▸ REQUIREMENTS
Write out all of the entries that follow, word for word, but skip the pictures.

[Dataset excerpt]
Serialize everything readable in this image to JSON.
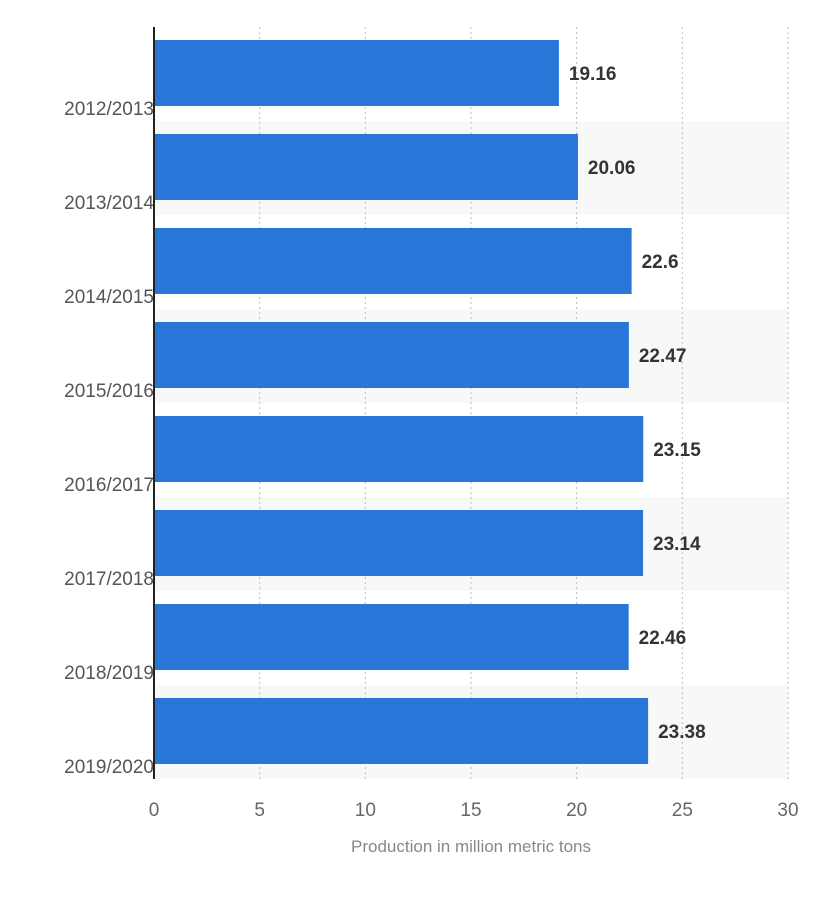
{
  "chart_data": {
    "type": "bar",
    "orientation": "horizontal",
    "categories": [
      "2012/2013",
      "2013/2014",
      "2014/2015",
      "2015/2016",
      "2016/2017",
      "2017/2018",
      "2018/2019",
      "2019/2020"
    ],
    "values": [
      19.16,
      20.06,
      22.6,
      22.47,
      23.15,
      23.14,
      22.46,
      23.38
    ],
    "data_labels": [
      "19.16",
      "20.06",
      "22.6",
      "22.47",
      "23.15",
      "23.14",
      "22.46",
      "23.38"
    ],
    "xlabel": "Production in million metric tons",
    "ylabel": "",
    "xlim": [
      0,
      30
    ],
    "x_ticks": [
      "0",
      "5",
      "10",
      "15",
      "20",
      "25",
      "30"
    ],
    "grid": true,
    "legend": "none",
    "bar_color": "#2776d8",
    "band_color": "#f8f8f8"
  }
}
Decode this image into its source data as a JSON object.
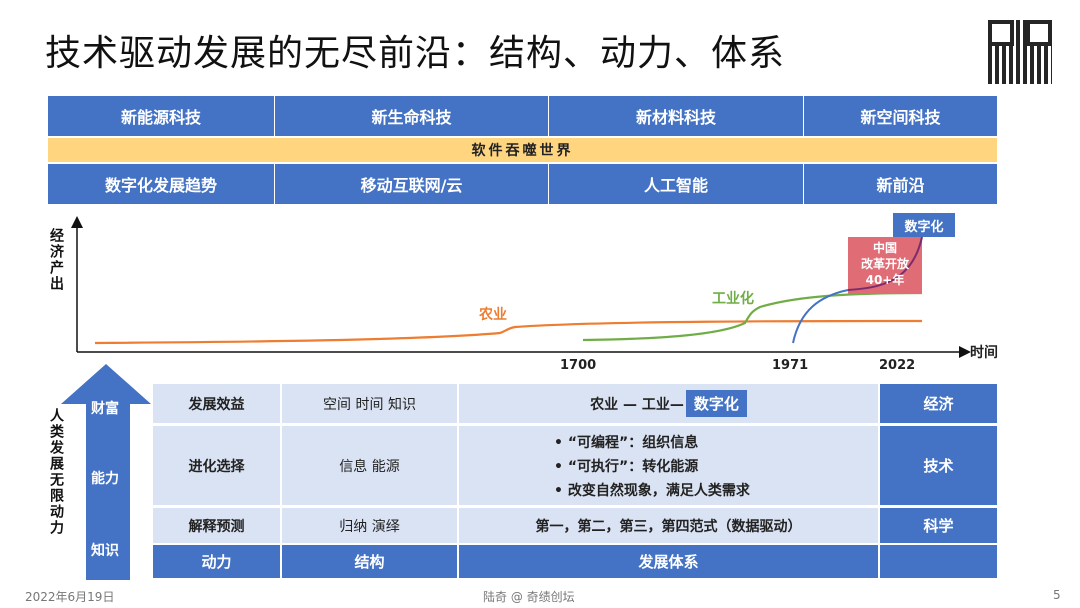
{
  "title": "技术驱动发展的无尽前沿：结构、动力、体系",
  "top_table": {
    "row1": [
      "新能源科技",
      "新生命科技",
      "新材料科技",
      "新空间科技"
    ],
    "band": "软件吞噬世界",
    "row3": [
      "数字化发展趋势",
      "移动互联网/云",
      "人工智能",
      "新前沿"
    ]
  },
  "chart": {
    "ylabel": "经济产出",
    "xlabel": "时间",
    "ticks": [
      "1700",
      "1971",
      "2022"
    ],
    "labels": {
      "agriculture": "农业",
      "industry": "工业化",
      "china": "中国\n改革开放\n40+年",
      "digital": "数字化"
    },
    "colors": {
      "agriculture": "#ED7D31",
      "industry": "#70AD47",
      "blue": "#4472C4",
      "purple": "#7B2C6F",
      "china_box": "#E06C75"
    }
  },
  "arrow": {
    "side_label": "人类发展无限动力",
    "levels": [
      "财富",
      "能力",
      "知识"
    ]
  },
  "bottom_table": {
    "rows": [
      {
        "c1": "发展效益",
        "c2": "空间  时间  知识",
        "c3": "农业 — 工业—",
        "c3_badge": "数字化",
        "c4": "经济"
      },
      {
        "c1": "进化选择",
        "c2": "信息  能源",
        "bullets": [
          "•  “可编程”：组织信息",
          "•  “可执行”：转化能源",
          "• 改变自然现象，满足人类需求"
        ],
        "c4": "技术"
      },
      {
        "c1": "解释预测",
        "c2": "归纳  演绎",
        "c3": "第一，第二，第三，第四范式（数据驱动）",
        "c4": "科学"
      }
    ],
    "header": [
      "动力",
      "结构",
      "发展体系",
      ""
    ]
  },
  "footer": {
    "date": "2022年6月19日",
    "author": "陆奇 @ 奇绩创坛",
    "page": "5"
  },
  "watermark": "奇绩创坛"
}
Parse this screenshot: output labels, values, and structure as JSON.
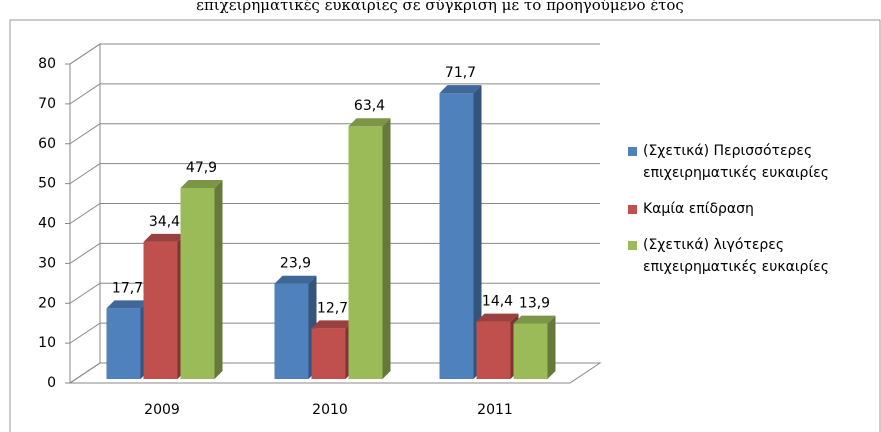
{
  "chart_data": {
    "type": "bar3d",
    "title": "επιχειρηματικές ευκαιρίες σε σύγκριση με το προηγούμενο έτος",
    "categories": [
      "2009",
      "2010",
      "2011"
    ],
    "series": [
      {
        "name": "(Σχετικά) Περισσότερες επιχειρηματικές ευκαιρίες",
        "color": "#4f81bd",
        "values": [
          17.7,
          23.9,
          71.7
        ],
        "value_labels": [
          "17,7",
          "23,9",
          "71,7"
        ]
      },
      {
        "name": "Καμία επίδραση",
        "color": "#c0504d",
        "values": [
          34.4,
          12.7,
          14.4
        ],
        "value_labels": [
          "34,4",
          "12,7",
          "14,4"
        ]
      },
      {
        "name": "(Σχετικά) λιγότερες επιχειρηματικές ευκαιρίες",
        "color": "#9bbb59",
        "values": [
          47.9,
          63.4,
          13.9
        ],
        "value_labels": [
          "47,9",
          "63,4",
          "13,9"
        ]
      }
    ],
    "ylim": [
      0,
      80
    ],
    "yticks": [
      0,
      10,
      20,
      30,
      40,
      50,
      60,
      70,
      80
    ],
    "grid": true,
    "legend": "right"
  }
}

▸ FINISHED ANSWER
Serialize everything readable in this image to JSON.
{
  "chart_data": {
    "type": "bar",
    "orientation": "horizontal",
    "categories": [
      "2012/2013",
      "2013/2014",
      "2014/2015",
      "2015/2016",
      "2016/2017",
      "2017/2018",
      "2018/2019",
      "2019/2020"
    ],
    "values": [
      19.16,
      20.06,
      22.6,
      22.47,
      23.15,
      23.14,
      22.46,
      23.38
    ],
    "data_labels": [
      "19.16",
      "20.06",
      "22.6",
      "22.47",
      "23.15",
      "23.14",
      "22.46",
      "23.38"
    ],
    "xlabel": "Production in million metric tons",
    "ylabel": "",
    "xlim": [
      0,
      30
    ],
    "x_ticks": [
      "0",
      "5",
      "10",
      "15",
      "20",
      "25",
      "30"
    ],
    "grid": true,
    "legend": "none",
    "bar_color": "#2776d8",
    "band_color": "#f8f8f8"
  }
}
Decode this image into its source data as a JSON object.
{
  "title": "技术驱动发展的无尽前沿：结构、动力、体系",
  "top_table": {
    "row1": [
      "新能源科技",
      "新生命科技",
      "新材料科技",
      "新空间科技"
    ],
    "band": "软件吞噬世界",
    "row3": [
      "数字化发展趋势",
      "移动互联网/云",
      "人工智能",
      "新前沿"
    ]
  },
  "chart": {
    "ylabel": "经济产出",
    "xlabel": "时间",
    "ticks": [
      "1700",
      "1971",
      "2022"
    ],
    "labels": {
      "agriculture": "农业",
      "industry": "工业化",
      "china": "中国\n改革开放\n40+年",
      "digital": "数字化"
    },
    "colors": {
      "agriculture": "#ED7D31",
      "industry": "#70AD47",
      "blue": "#4472C4",
      "purple": "#7B2C6F",
      "china_box": "#E06C75"
    }
  },
  "arrow": {
    "side_label": "人类发展无限动力",
    "levels": [
      "财富",
      "能力",
      "知识"
    ]
  },
  "bottom_table": {
    "rows": [
      {
        "c1": "发展效益",
        "c2": "空间  时间  知识",
        "c3": "农业 — 工业—",
        "c3_badge": "数字化",
        "c4": "经济"
      },
      {
        "c1": "进化选择",
        "c2": "信息  能源",
        "bullets": [
          "•  “可编程”：组织信息",
          "•  “可执行”：转化能源",
          "• 改变自然现象，满足人类需求"
        ],
        "c4": "技术"
      },
      {
        "c1": "解释预测",
        "c2": "归纳  演绎",
        "c3": "第一，第二，第三，第四范式（数据驱动）",
        "c4": "科学"
      }
    ],
    "header": [
      "动力",
      "结构",
      "发展体系",
      ""
    ]
  },
  "footer": {
    "date": "2022年6月19日",
    "author": "陆奇 @ 奇绩创坛",
    "page": "5"
  },
  "watermark": "奇绩创坛"
}
Parse this screenshot: output labels, values, and structure as JSON.
{
  "chart_data": {
    "type": "bar3d",
    "title": "επιχειρηματικές ευκαιρίες σε σύγκριση με το προηγούμενο έτος",
    "categories": [
      "2009",
      "2010",
      "2011"
    ],
    "series": [
      {
        "name": "(Σχετικά) Περισσότερες επιχειρηματικές ευκαιρίες",
        "color": "#4f81bd",
        "values": [
          17.7,
          23.9,
          71.7
        ],
        "value_labels": [
          "17,7",
          "23,9",
          "71,7"
        ]
      },
      {
        "name": "Καμία επίδραση",
        "color": "#c0504d",
        "values": [
          34.4,
          12.7,
          14.4
        ],
        "value_labels": [
          "34,4",
          "12,7",
          "14,4"
        ]
      },
      {
        "name": "(Σχετικά) λιγότερες επιχειρηματικές ευκαιρίες",
        "color": "#9bbb59",
        "values": [
          47.9,
          63.4,
          13.9
        ],
        "value_labels": [
          "47,9",
          "63,4",
          "13,9"
        ]
      }
    ],
    "ylim": [
      0,
      80
    ],
    "yticks": [
      0,
      10,
      20,
      30,
      40,
      50,
      60,
      70,
      80
    ],
    "grid": true,
    "legend": "right"
  }
}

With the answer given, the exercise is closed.